SUPPLIED INFORMATION:
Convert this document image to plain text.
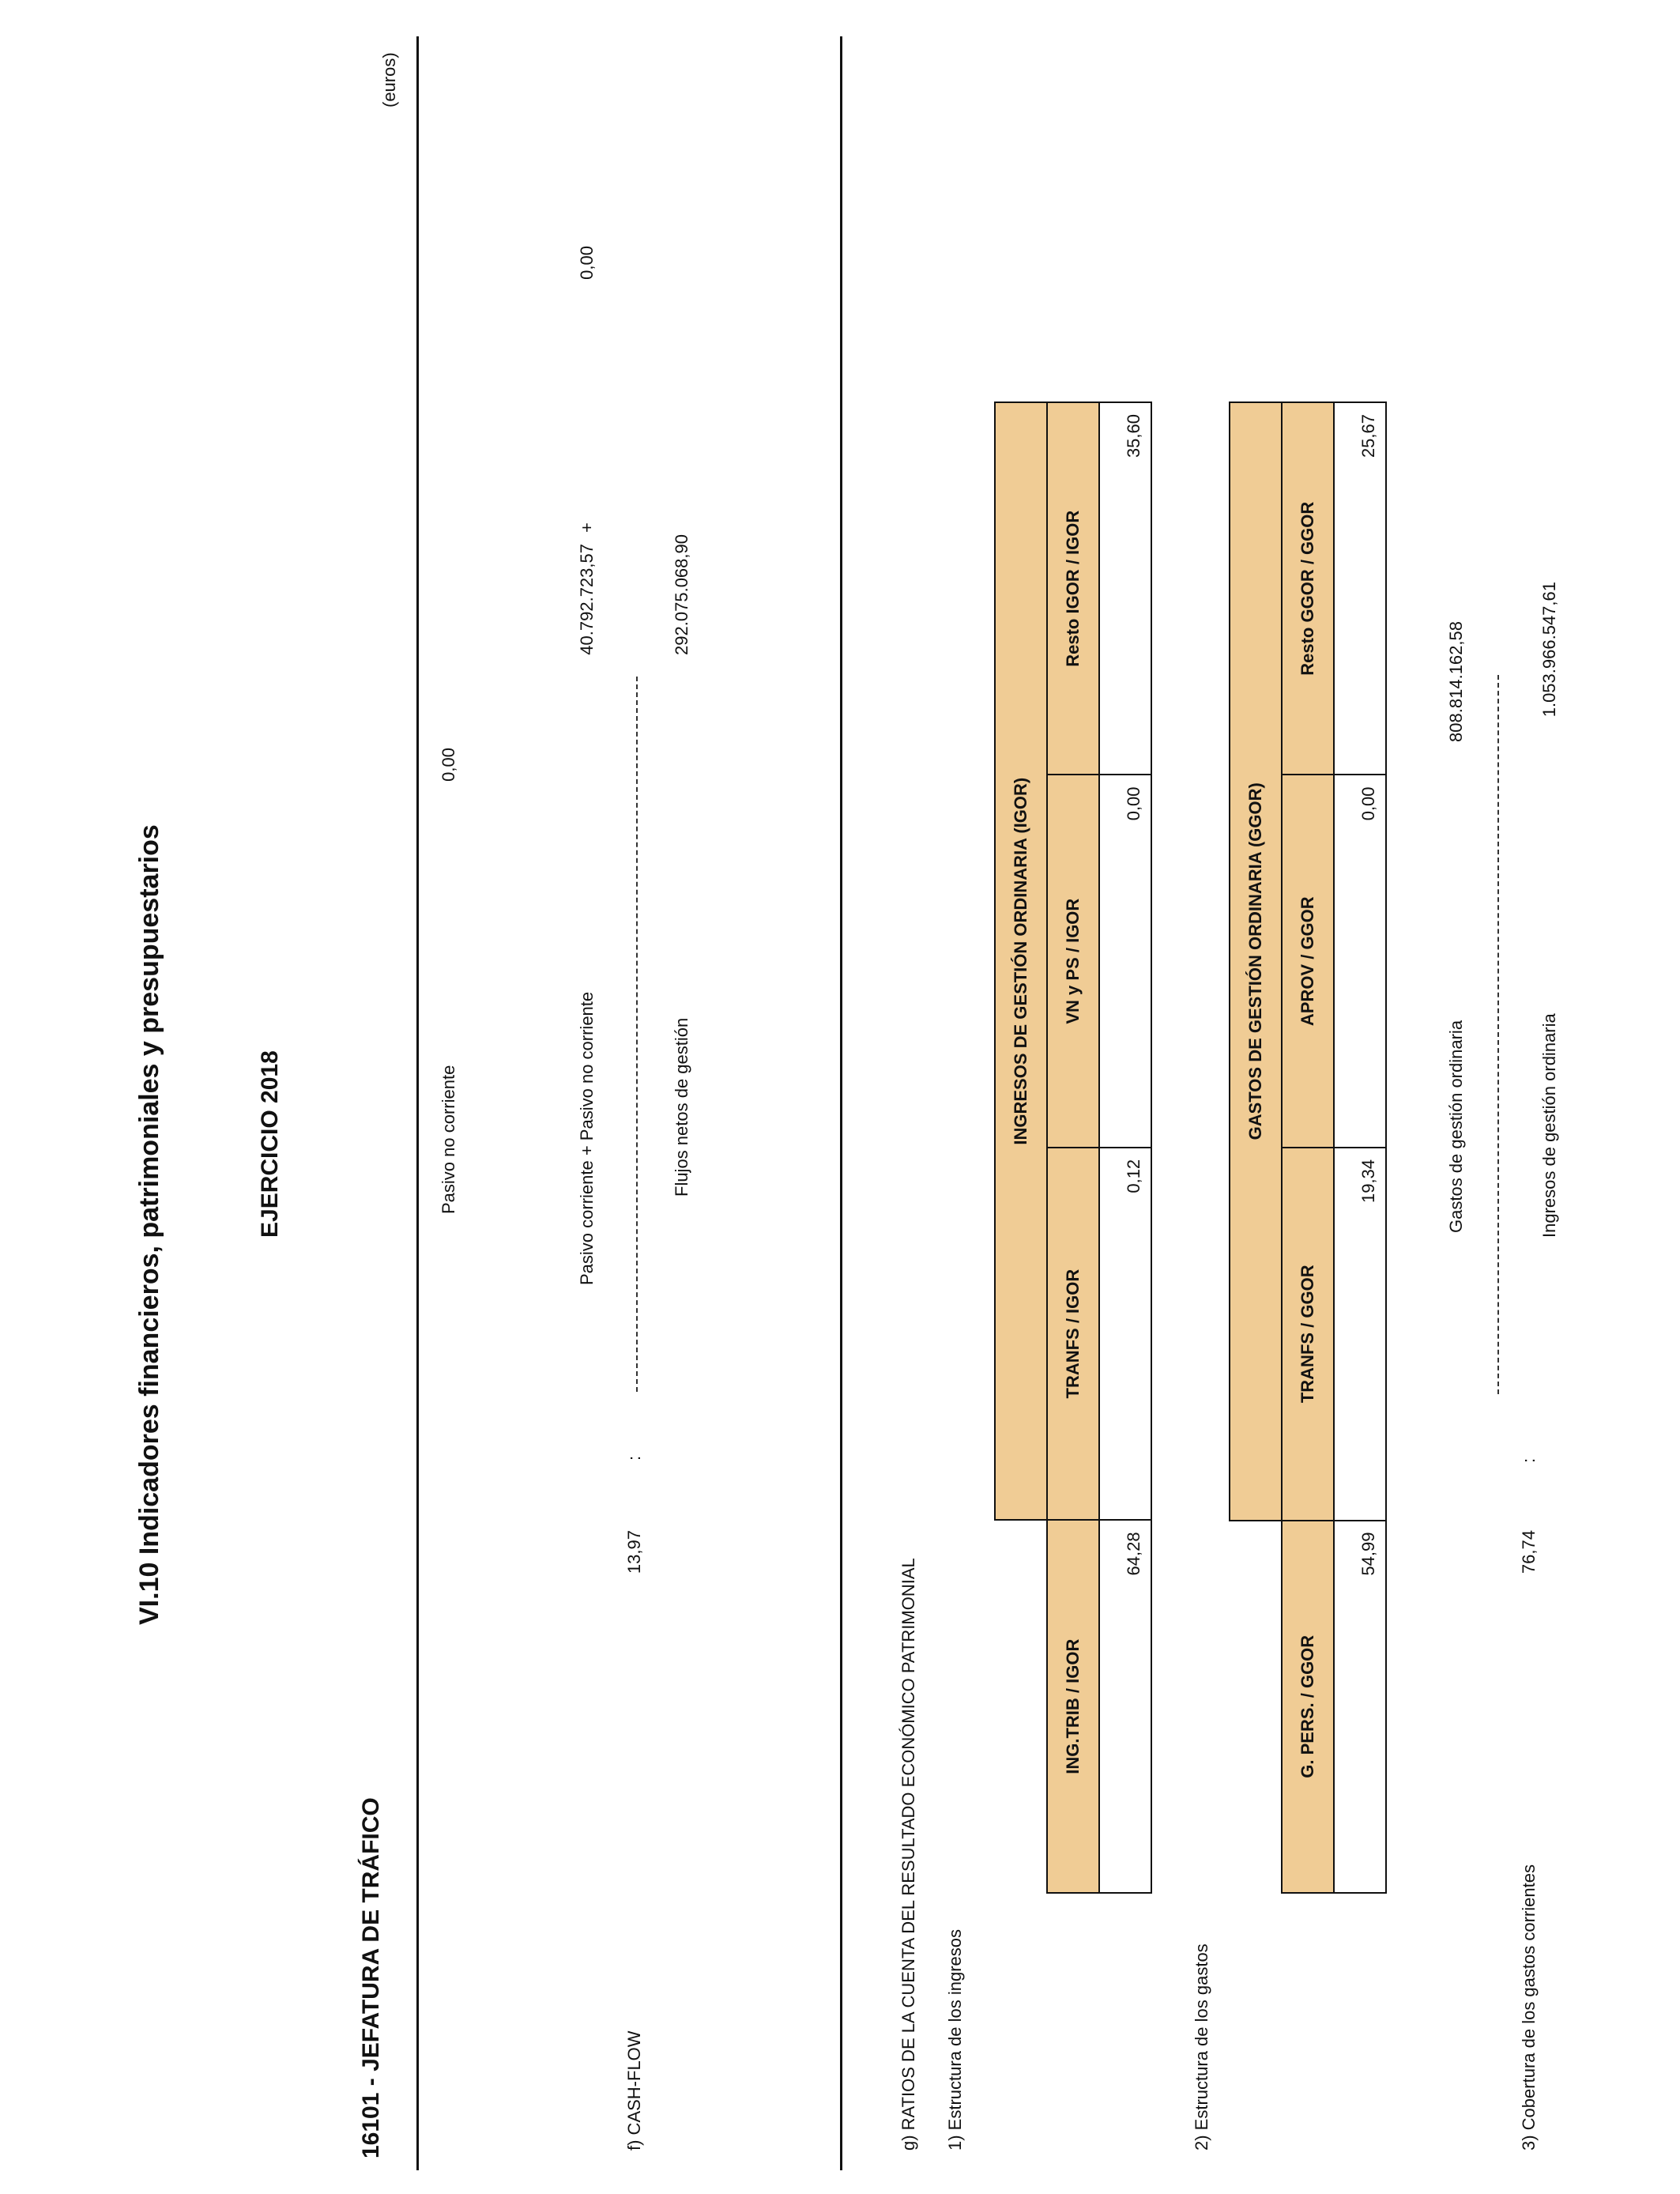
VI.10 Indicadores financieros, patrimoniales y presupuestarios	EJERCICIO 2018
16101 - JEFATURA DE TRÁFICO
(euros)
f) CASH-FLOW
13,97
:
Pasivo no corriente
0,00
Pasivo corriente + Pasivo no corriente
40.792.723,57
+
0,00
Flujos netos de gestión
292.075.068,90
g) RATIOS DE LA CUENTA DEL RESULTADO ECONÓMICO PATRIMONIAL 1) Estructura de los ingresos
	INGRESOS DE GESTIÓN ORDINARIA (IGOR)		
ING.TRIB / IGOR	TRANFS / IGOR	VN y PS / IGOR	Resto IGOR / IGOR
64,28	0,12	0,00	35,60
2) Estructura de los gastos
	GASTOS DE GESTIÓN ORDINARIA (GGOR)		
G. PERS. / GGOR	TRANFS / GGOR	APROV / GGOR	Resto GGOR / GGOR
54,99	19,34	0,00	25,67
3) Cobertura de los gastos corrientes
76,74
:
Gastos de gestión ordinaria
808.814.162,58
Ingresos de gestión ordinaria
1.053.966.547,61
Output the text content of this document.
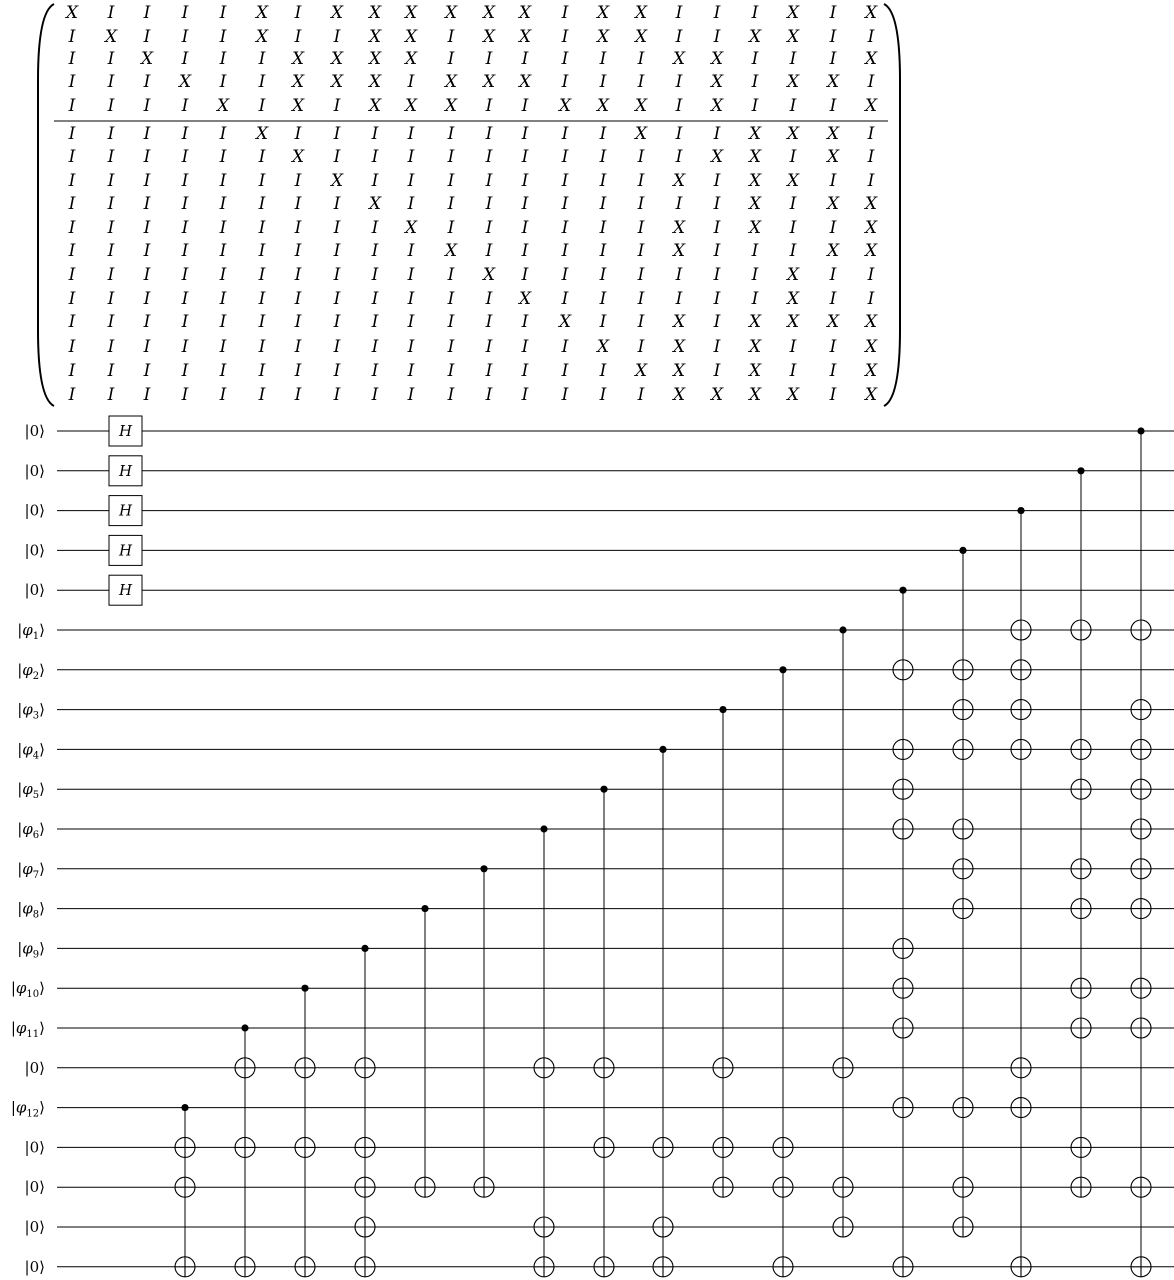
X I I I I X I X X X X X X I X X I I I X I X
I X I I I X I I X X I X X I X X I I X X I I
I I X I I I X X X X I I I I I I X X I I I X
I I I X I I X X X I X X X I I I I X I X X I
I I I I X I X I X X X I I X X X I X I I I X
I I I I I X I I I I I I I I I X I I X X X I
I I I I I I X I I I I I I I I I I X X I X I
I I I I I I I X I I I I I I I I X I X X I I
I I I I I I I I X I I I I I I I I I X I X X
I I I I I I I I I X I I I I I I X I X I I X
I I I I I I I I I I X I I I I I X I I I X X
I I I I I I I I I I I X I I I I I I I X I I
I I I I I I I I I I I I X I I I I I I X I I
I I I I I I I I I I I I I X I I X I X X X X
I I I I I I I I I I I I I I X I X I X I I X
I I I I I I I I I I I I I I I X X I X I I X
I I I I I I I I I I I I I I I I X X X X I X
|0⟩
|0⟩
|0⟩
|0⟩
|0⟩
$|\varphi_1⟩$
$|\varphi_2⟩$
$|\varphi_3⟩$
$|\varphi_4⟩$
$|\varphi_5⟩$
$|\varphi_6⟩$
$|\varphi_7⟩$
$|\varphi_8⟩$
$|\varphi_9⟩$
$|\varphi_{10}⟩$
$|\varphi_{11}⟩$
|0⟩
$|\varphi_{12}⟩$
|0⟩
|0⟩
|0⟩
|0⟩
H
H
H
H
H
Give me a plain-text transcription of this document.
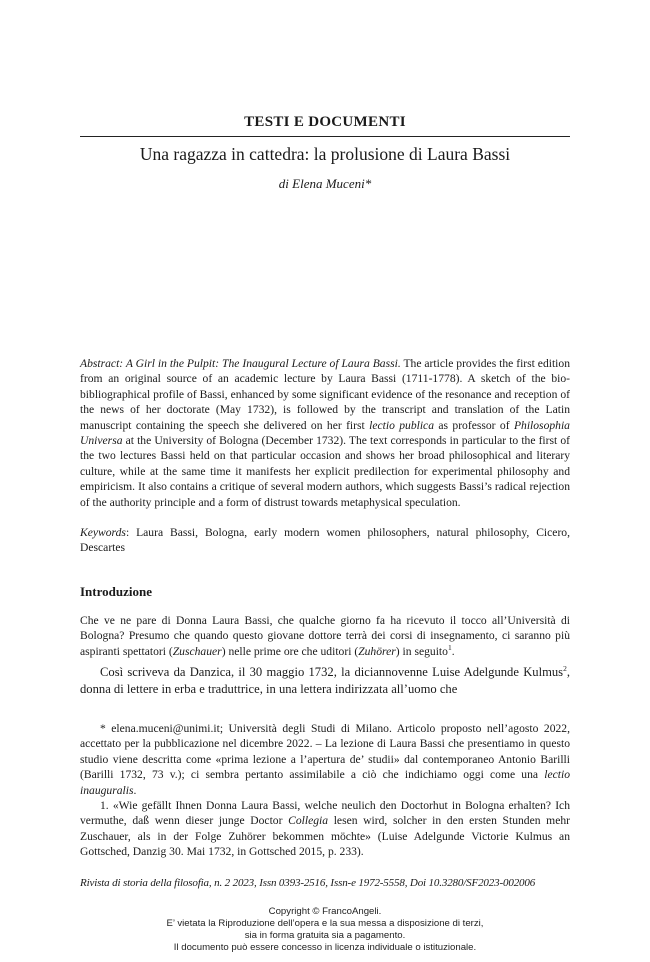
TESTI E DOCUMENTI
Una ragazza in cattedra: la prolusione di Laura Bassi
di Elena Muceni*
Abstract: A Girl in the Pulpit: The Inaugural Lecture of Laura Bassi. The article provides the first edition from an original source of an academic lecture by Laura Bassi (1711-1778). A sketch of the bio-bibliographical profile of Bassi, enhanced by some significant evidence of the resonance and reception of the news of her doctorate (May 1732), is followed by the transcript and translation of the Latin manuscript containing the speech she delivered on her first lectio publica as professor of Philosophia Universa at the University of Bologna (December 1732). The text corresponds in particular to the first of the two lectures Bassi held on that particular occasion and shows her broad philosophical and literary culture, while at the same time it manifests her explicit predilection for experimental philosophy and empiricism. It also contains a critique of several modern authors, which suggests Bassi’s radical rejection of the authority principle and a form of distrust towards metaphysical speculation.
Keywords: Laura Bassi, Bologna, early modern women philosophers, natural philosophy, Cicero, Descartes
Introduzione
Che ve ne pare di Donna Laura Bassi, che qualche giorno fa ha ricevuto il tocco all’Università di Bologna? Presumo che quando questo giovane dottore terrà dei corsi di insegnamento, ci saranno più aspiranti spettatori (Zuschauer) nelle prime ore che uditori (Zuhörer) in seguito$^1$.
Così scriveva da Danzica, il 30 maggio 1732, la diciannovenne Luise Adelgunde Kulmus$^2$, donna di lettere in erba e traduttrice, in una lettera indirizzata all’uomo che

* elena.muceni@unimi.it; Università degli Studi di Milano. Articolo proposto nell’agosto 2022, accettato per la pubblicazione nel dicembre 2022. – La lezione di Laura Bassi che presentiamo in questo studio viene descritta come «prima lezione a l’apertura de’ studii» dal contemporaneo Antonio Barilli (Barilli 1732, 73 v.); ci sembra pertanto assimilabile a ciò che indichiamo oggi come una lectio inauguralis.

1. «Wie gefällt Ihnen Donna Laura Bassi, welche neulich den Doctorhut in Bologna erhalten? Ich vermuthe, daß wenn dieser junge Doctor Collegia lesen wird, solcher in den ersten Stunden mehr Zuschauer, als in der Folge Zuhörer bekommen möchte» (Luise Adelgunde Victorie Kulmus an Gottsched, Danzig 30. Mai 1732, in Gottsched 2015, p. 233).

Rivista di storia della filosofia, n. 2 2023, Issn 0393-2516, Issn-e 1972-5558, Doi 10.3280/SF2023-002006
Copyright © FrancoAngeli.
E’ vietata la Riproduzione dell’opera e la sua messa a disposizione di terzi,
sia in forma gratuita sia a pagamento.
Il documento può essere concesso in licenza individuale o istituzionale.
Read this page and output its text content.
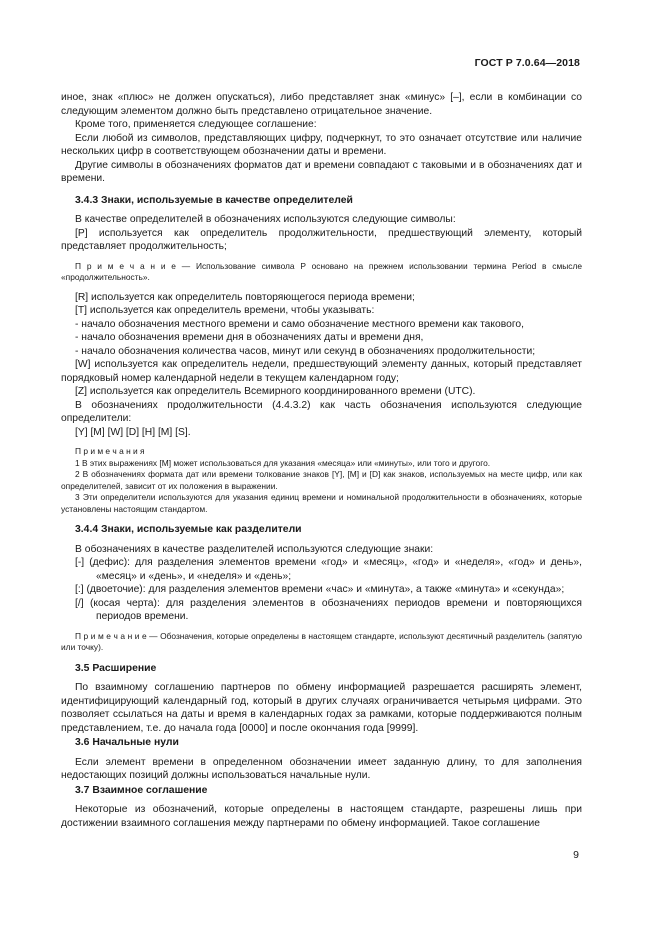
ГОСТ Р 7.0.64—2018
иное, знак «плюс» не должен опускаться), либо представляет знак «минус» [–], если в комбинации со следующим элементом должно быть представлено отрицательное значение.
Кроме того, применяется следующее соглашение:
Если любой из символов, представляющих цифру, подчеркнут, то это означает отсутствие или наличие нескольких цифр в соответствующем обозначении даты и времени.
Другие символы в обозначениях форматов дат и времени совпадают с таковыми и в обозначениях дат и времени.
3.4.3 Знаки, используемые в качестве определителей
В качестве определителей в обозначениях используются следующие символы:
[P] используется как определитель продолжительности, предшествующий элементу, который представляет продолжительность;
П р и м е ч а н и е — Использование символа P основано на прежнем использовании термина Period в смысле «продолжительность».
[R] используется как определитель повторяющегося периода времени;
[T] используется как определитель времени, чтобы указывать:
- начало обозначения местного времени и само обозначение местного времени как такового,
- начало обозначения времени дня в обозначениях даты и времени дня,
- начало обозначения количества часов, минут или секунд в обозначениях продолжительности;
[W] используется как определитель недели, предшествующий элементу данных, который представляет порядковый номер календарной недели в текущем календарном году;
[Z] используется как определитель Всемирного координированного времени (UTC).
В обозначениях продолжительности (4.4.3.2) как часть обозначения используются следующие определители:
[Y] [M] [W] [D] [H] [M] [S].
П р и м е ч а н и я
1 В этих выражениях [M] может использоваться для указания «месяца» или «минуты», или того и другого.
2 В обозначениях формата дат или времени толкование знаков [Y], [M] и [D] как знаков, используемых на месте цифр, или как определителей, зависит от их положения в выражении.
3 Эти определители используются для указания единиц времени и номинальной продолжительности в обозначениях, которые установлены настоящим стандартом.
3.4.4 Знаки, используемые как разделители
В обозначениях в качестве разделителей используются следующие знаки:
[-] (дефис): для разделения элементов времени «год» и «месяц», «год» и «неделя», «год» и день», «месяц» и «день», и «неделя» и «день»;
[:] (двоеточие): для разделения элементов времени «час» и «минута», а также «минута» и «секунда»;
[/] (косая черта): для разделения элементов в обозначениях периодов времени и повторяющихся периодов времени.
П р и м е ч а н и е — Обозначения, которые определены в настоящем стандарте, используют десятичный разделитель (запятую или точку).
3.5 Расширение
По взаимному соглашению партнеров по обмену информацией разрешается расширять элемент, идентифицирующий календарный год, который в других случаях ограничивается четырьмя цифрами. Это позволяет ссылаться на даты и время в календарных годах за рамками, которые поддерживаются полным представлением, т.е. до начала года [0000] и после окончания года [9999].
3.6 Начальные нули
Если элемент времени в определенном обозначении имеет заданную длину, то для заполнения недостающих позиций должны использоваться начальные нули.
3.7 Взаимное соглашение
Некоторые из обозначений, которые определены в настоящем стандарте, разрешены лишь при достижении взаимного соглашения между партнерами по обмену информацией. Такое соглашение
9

WHAT YOU ARE ASKED TO DO:
Go through the lines above. Select every one that has the string "представляет".

FULL OUTPUT:
иное, знак «плюс» не должен опускаться), либо представляет знак «минус» [–], если в комбинации со следующим элементом должно быть представлено отрицательное значение.
[P] используется как определитель продолжительности, предшествующий элементу, который представляет продолжительность;
[W] используется как определитель недели, предшествующий элементу данных, который представляет порядковый номер календарной недели в текущем календарном году;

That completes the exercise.